--- REQUEST ---
Repeat each line of the material exactly.

* START *

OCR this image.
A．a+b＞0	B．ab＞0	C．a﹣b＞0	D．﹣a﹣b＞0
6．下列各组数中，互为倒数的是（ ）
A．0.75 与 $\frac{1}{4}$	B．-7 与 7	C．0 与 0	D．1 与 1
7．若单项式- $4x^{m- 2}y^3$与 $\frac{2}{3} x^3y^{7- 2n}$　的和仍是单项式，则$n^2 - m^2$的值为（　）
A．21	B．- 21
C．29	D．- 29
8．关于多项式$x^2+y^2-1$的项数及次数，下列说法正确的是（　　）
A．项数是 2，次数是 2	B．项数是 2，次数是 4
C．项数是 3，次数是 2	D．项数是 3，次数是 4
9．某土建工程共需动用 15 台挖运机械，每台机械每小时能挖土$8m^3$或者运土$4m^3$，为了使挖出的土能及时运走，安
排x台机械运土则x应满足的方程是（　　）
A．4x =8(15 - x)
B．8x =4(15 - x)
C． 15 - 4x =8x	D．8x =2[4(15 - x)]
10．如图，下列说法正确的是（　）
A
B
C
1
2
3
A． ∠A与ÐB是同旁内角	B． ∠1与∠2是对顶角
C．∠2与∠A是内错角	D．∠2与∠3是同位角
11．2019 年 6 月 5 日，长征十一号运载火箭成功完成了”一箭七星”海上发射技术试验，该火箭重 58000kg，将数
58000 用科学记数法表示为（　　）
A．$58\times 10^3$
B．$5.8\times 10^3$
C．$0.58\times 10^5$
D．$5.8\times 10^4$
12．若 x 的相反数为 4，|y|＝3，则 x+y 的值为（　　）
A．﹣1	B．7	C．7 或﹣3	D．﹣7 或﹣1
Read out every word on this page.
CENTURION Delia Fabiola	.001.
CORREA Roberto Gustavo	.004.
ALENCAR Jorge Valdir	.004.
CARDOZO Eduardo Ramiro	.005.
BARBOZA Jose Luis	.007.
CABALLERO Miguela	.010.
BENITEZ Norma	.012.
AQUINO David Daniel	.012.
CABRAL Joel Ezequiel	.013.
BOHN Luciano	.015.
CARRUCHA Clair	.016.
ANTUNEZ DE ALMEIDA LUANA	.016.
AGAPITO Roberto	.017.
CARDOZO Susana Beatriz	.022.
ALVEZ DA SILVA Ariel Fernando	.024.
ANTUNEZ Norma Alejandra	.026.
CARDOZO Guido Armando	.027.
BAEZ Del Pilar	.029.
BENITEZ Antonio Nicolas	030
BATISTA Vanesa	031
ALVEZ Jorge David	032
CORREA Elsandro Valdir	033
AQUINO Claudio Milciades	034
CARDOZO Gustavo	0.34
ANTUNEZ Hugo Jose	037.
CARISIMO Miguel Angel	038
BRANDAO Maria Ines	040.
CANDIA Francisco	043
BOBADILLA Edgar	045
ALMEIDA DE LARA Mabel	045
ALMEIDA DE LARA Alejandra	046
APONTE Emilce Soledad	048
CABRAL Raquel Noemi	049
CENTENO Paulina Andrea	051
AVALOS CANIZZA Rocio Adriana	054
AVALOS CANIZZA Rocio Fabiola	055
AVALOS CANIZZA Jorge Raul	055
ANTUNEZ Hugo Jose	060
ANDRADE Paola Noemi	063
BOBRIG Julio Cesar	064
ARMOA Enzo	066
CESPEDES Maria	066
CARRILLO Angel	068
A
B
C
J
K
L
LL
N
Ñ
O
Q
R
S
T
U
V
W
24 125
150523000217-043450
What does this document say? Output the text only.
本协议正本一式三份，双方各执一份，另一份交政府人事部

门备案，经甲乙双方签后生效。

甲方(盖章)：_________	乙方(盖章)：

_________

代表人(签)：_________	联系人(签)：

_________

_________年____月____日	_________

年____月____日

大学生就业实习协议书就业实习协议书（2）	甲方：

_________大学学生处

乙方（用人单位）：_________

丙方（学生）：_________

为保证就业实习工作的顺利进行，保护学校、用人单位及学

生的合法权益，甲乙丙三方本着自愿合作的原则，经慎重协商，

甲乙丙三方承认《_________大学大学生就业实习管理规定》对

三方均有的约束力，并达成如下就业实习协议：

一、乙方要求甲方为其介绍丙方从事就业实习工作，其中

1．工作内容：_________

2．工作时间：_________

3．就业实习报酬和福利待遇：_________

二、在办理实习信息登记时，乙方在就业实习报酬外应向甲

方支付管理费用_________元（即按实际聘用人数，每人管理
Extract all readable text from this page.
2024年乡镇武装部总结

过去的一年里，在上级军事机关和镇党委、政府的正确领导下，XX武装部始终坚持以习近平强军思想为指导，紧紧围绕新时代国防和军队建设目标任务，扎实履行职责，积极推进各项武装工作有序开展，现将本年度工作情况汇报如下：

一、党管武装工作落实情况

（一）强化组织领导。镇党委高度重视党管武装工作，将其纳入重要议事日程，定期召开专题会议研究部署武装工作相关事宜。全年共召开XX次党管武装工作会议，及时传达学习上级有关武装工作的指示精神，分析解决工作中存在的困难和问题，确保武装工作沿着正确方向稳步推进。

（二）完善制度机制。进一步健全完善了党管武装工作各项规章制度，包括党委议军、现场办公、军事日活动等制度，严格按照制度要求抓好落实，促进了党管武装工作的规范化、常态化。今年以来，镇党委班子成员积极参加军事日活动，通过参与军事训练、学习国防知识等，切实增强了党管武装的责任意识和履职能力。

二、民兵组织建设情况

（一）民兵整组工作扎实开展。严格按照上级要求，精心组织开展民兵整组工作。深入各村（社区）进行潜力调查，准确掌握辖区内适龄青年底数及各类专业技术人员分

* END *

--- WORKED SOLUTION ---
OCR this image.
A．a+b＞0	B．ab＞0	C．a﹣b＞0	D．﹣a﹣b＞0
6．下列各组数中，互为倒数的是（ ）
A．0.75 与 $\frac{1}{4}$	B．-7 与 7	C．0 与 0	D．1 与 1
7．若单项式- $4x^{m- 2}y^3$与 $\frac{2}{3} x^3y^{7- 2n}$　的和仍是单项式，则$n^2 - m^2$的值为（　）
A．21	B．- 21
C．29	D．- 29
8．关于多项式$x^2+y^2-1$的项数及次数，下列说法正确的是（　　）
A．项数是 2，次数是 2	B．项数是 2，次数是 4
C．项数是 3，次数是 2	D．项数是 3，次数是 4
9．某土建工程共需动用 15 台挖运机械，每台机械每小时能挖土$8m^3$或者运土$4m^3$，为了使挖出的土能及时运走，安
排x台机械运土则x应满足的方程是（　　）
A．4x =8(15 - x)
B．8x =4(15 - x)
C． 15 - 4x =8x	D．8x =2[4(15 - x)]
10．如图，下列说法正确的是（　）
A
B
C
1
2
3
A． ∠A与ÐB是同旁内角	B． ∠1与∠2是对顶角
C．∠2与∠A是内错角	D．∠2与∠3是同位角
11．2019 年 6 月 5 日，长征十一号运载火箭成功完成了”一箭七星”海上发射技术试验，该火箭重 58000kg，将数
58000 用科学记数法表示为（　　）
A．$58\times 10^3$
B．$5.8\times 10^3$
C．$0.58\times 10^5$
D．$5.8\times 10^4$
12．若 x 的相反数为 4，|y|＝3，则 x+y 的值为（　　）
A．﹣1	B．7	C．7 或﹣3	D．﹣7 或﹣1
Read out every word on this page.
CENTURION Delia Fabiola	.001.
CORREA Roberto Gustavo	.004.
ALENCAR Jorge Valdir	.004.
CARDOZO Eduardo Ramiro	.005.
BARBOZA Jose Luis	.007.
CABALLERO Miguela	.010.
BENITEZ Norma	.012.
AQUINO David Daniel	.012.
CABRAL Joel Ezequiel	.013.
BOHN Luciano	.015.
CARRUCHA Clair	.016.
ANTUNEZ DE ALMEIDA LUANA	.016.
AGAPITO Roberto	.017.
CARDOZO Susana Beatriz	.022.
ALVEZ DA SILVA Ariel Fernando	.024.
ANTUNEZ Norma Alejandra	.026.
CARDOZO Guido Armando	.027.
BAEZ Del Pilar	.029.
BENITEZ Antonio Nicolas	030
BATISTA Vanesa	031
ALVEZ Jorge David	032
CORREA Elsandro Valdir	033
AQUINO Claudio Milciades	034
CARDOZO Gustavo	0.34
ANTUNEZ Hugo Jose	037.
CARISIMO Miguel Angel	038
BRANDAO Maria Ines	040.
CANDIA Francisco	043
BOBADILLA Edgar	045
ALMEIDA DE LARA Mabel	045
ALMEIDA DE LARA Alejandra	046
APONTE Emilce Soledad	048
CABRAL Raquel Noemi	049
CENTENO Paulina Andrea	051
AVALOS CANIZZA Rocio Adriana	054
AVALOS CANIZZA Rocio Fabiola	055
AVALOS CANIZZA Jorge Raul	055
ANTUNEZ Hugo Jose	060
ANDRADE Paola Noemi	063
BOBRIG Julio Cesar	064
ARMOA Enzo	066
CESPEDES Maria	066
CARRILLO Angel	068
A
B
C
J
K
L
LL
N
Ñ
O
Q
R
S
T
U
V
W
24 125
150523000217-043450
What does this document say? Output the text only.
本协议正本一式三份，双方各执一份，另一份交政府人事部

门备案，经甲乙双方签后生效。

甲方(盖章)：_________	乙方(盖章)：

_________

代表人(签)：_________	联系人(签)：

_________

_________年____月____日	_________

年____月____日

大学生就业实习协议书就业实习协议书（2）	甲方：

_________大学学生处

乙方（用人单位）：_________

丙方（学生）：_________

为保证就业实习工作的顺利进行，保护学校、用人单位及学

生的合法权益，甲乙丙三方本着自愿合作的原则，经慎重协商，

甲乙丙三方承认《_________大学大学生就业实习管理规定》对

三方均有的约束力，并达成如下就业实习协议：

一、乙方要求甲方为其介绍丙方从事就业实习工作，其中

1．工作内容：_________

2．工作时间：_________

3．就业实习报酬和福利待遇：_________

二、在办理实习信息登记时，乙方在就业实习报酬外应向甲

方支付管理费用_________元（即按实际聘用人数，每人管理
Extract all readable text from this page.
2024年乡镇武装部总结

过去的一年里，在上级军事机关和镇党委、政府的正确领导下，XX武装部始终坚持以习近平强军思想为指导，紧紧围绕新时代国防和军队建设目标任务，扎实履行职责，积极推进各项武装工作有序开展，现将本年度工作情况汇报如下：

一、党管武装工作落实情况

（一）强化组织领导。镇党委高度重视党管武装工作，将其纳入重要议事日程，定期召开专题会议研究部署武装工作相关事宜。全年共召开XX次党管武装工作会议，及时传达学习上级有关武装工作的指示精神，分析解决工作中存在的困难和问题，确保武装工作沿着正确方向稳步推进。

（二）完善制度机制。进一步健全完善了党管武装工作各项规章制度，包括党委议军、现场办公、军事日活动等制度，严格按照制度要求抓好落实，促进了党管武装工作的规范化、常态化。今年以来，镇党委班子成员积极参加军事日活动，通过参与军事训练、学习国防知识等，切实增强了党管武装的责任意识和履职能力。

二、民兵组织建设情况

（一）民兵整组工作扎实开展。严格按照上级要求，精心组织开展民兵整组工作。深入各村（社区）进行潜力调查，准确掌握辖区内适龄青年底数及各类专业技术人员分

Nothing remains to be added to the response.